▶ O que fazer: Transcreva do trecho fornecido abaixo tudo o que vai desde "Interesse 2 –" até "com Romero Jucá.", sem mudar nada.

▶ Trecho fornecido:
┄┄┄┄┄┄┄┄┄┄┄┄┄┄┄┄┄┄┄┄
O golpe está sendo articulado a partir de Brasília, com a coordenação de Michel Temer e Romero Jucá, em cima da tecnologia de golpe desenvolvida por Eduardo Cunha, avalizada pelo Supremo Tribunal Federal, incorporada pelo PMDB, comprovando que a Lava Jato conseguiu entronizar no poder o maior sistema de corrupção política da história.
Para entender:
Peça 1 – o PMDB mineiro
Até agora, o PMDB mineiro estava dividido em duas turmas, uma apoiando o governo Pimentel, outra tentando o golpe. A primeira era liderada pelo presidente da Assembleia Legislativa, Adalclever Lopes; a segunda, pelo vice-governador Antônio Andrade, o Michel Temer de Fernando Pimentel. O PMDB era mantido sob relativo controle graças às divergências entre ambos.
O que levou à aproximação, foram três pontos de interesse:
Interesse 1 – a candidatura ao Senado Federal. Haverá duas vagas em votação. A ideia do PMDB era ter Dilma Rousseff como candidata a deputado federal, aumentando a votação da coligação PT-PMDB e abrindo espaço para a eleição do próprio Adalclever pelo PMDB. As pesquisas dão 20% de preferência a Dilma no Senado. Aparentemente, não se chegou a um acordo e Dilma se candidatará à vaga de senadora.
Interesse 2 – Abriu-se uma vaga no Tribunal de Contas do Estado (TCE), com a morte da conselheira Adriene Andrade. O PMDB pretende ocupar a vaga.
Interesse 3 – dos próprios cardeais do PMDB, Temer e Jucá, apostaram no rompimento da aliança com o PT em Minas para fortalecer a própria bancada. A decisão do impeachment foi tomada por Adalclever após um encontro com Romero Jucá.
Peça 2 – a tecnologia do golpe
A partir daí consolidou-se a tentativa de golpe, em tudo similar à estratégia posta em prática por Eduardo Cunha.
Monta-se a comissão do impeachment. Cada bancada indicará seus representantes para votar a admissibilidade do impeachment. Depois, o caso irá a plenário.
Aprovando a admissibilidade, Pimentel será obrigado a se afastar e o PMDB ficará com o controle da máquina pelo tempo que falta até as eleições. E aí pretende se impor contando com os impolutos de Brasilia associados aos impolutos de Belo Horizonte. E o Ministro Luís Roberto Barroso entendendo que tudo foi dentro dos parâmetros da democracia.
┄┄┄┄┄┄┄┄┄┄┄┄┄┄┄┄┄┄┄┄
▶ Dados fornecidos:
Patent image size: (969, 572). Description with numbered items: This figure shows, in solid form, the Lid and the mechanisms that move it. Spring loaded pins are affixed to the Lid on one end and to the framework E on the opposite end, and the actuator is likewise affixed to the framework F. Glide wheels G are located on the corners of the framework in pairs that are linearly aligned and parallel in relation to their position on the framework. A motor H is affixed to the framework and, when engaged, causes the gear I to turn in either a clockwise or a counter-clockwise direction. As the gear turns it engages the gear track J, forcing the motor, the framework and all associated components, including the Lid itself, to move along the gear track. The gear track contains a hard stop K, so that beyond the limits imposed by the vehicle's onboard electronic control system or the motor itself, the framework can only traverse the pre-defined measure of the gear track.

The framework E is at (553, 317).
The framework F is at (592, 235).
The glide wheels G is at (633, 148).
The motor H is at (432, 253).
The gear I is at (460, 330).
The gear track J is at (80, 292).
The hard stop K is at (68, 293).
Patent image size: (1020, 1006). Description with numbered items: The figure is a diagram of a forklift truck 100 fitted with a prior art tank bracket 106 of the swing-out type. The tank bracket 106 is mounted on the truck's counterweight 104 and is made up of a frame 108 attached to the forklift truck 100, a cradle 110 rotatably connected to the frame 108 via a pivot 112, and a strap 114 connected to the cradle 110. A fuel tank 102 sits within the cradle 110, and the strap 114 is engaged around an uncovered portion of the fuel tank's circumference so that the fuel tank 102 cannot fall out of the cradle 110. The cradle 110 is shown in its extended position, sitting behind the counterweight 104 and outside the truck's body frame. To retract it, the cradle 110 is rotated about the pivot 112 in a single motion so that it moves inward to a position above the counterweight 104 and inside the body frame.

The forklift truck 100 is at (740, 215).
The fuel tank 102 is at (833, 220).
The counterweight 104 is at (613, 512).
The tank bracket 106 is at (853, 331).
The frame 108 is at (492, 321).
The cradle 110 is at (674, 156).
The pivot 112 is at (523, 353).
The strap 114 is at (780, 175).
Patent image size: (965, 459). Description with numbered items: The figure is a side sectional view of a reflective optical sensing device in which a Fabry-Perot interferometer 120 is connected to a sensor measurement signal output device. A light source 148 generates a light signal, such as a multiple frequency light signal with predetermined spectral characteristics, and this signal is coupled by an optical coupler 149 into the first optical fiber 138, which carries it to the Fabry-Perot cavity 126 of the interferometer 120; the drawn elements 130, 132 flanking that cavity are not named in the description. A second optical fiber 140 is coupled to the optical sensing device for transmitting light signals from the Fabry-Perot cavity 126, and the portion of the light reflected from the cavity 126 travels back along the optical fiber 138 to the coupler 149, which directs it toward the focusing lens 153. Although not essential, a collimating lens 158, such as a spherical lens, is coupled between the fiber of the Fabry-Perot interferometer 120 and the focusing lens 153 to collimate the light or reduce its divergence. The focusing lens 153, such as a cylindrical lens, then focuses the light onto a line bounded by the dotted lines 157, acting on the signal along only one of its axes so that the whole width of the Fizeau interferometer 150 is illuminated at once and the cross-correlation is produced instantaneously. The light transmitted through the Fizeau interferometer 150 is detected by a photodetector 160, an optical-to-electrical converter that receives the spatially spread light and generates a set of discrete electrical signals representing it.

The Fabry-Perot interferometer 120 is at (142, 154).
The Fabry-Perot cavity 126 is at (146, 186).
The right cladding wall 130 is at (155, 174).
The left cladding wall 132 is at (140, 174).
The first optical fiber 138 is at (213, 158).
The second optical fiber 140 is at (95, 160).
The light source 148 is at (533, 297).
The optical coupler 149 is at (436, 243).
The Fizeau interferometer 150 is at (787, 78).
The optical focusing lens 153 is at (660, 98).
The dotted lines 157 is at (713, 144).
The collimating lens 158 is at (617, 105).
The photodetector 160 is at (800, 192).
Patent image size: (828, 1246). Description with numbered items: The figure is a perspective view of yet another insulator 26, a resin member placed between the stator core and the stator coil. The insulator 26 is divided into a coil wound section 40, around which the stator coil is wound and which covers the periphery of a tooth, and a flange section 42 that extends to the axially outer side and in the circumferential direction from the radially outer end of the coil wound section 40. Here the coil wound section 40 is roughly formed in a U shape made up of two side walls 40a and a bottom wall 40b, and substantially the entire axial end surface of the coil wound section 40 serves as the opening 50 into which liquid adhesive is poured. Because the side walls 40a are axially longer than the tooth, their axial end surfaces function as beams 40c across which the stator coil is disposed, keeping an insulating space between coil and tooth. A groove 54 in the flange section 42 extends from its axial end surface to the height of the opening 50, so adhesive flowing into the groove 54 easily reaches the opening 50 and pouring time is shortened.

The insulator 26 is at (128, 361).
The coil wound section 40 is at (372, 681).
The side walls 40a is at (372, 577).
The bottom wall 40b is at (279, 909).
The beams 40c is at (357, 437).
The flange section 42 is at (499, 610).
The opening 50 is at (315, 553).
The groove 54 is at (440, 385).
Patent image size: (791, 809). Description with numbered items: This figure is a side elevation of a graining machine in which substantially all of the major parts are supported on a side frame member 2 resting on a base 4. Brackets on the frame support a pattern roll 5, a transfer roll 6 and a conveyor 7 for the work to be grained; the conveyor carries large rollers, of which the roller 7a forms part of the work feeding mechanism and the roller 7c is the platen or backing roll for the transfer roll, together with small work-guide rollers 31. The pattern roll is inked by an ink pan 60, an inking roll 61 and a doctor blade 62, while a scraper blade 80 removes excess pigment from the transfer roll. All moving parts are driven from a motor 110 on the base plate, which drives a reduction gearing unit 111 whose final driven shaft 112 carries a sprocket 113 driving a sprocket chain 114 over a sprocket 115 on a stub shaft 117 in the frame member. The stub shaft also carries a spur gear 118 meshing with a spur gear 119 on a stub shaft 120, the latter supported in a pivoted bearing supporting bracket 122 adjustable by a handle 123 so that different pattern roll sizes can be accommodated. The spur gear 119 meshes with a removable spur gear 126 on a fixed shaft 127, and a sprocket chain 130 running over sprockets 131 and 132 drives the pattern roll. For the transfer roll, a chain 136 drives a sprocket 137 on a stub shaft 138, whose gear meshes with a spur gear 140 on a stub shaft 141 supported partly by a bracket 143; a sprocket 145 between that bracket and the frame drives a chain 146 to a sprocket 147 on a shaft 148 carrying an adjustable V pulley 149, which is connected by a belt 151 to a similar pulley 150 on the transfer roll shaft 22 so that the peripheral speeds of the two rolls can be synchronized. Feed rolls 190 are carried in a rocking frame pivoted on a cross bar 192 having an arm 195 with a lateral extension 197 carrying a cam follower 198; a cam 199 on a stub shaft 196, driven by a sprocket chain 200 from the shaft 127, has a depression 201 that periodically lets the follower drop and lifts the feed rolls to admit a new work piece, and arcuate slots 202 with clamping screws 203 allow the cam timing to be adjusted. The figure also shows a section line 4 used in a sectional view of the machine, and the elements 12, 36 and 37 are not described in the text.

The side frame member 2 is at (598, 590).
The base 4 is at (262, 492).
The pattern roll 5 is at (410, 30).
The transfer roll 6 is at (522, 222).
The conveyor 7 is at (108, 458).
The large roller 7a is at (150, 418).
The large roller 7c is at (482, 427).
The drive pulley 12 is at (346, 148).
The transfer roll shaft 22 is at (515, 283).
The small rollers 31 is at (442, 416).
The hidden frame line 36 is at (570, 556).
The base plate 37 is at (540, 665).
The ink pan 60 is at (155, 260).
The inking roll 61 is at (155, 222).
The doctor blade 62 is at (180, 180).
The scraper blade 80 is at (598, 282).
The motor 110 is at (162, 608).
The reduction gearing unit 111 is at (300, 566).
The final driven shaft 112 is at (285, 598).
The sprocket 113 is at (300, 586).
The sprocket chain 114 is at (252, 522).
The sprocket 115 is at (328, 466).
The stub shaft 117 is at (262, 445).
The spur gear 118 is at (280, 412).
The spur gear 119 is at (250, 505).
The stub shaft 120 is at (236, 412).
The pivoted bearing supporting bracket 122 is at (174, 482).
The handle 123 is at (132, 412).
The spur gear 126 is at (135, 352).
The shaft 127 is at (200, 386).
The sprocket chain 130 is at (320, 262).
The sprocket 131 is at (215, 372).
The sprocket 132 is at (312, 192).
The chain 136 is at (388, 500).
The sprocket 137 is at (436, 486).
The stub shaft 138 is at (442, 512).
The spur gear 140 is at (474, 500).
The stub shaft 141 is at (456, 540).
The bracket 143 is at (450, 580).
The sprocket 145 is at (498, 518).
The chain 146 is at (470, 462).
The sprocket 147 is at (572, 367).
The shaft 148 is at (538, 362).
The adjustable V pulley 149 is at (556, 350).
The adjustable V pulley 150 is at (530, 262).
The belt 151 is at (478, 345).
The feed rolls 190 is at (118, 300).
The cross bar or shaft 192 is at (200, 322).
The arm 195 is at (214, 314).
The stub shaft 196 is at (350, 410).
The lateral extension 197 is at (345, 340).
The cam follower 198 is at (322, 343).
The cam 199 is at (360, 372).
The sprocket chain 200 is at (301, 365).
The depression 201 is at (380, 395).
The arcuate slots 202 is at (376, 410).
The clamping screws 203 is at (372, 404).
┄┄┄┄┄┄┄┄┄┄┄┄┄┄┄┄┄┄┄┄
▶ Resposta final:
Interesse 2 – Abriu-se uma vaga no Tribunal de Contas do Estado (TCE), com a morte da conselheira Adriene Andrade. O PMDB pretende ocupar a vaga.
Interesse 3 – dos próprios cardeais do PMDB, Temer e Jucá, apostaram no rompimento da aliança com o PT em Minas para fortalecer a própria bancada. A decisão do impeachment foi tomada por Adalclever após um encontro com Romero Jucá.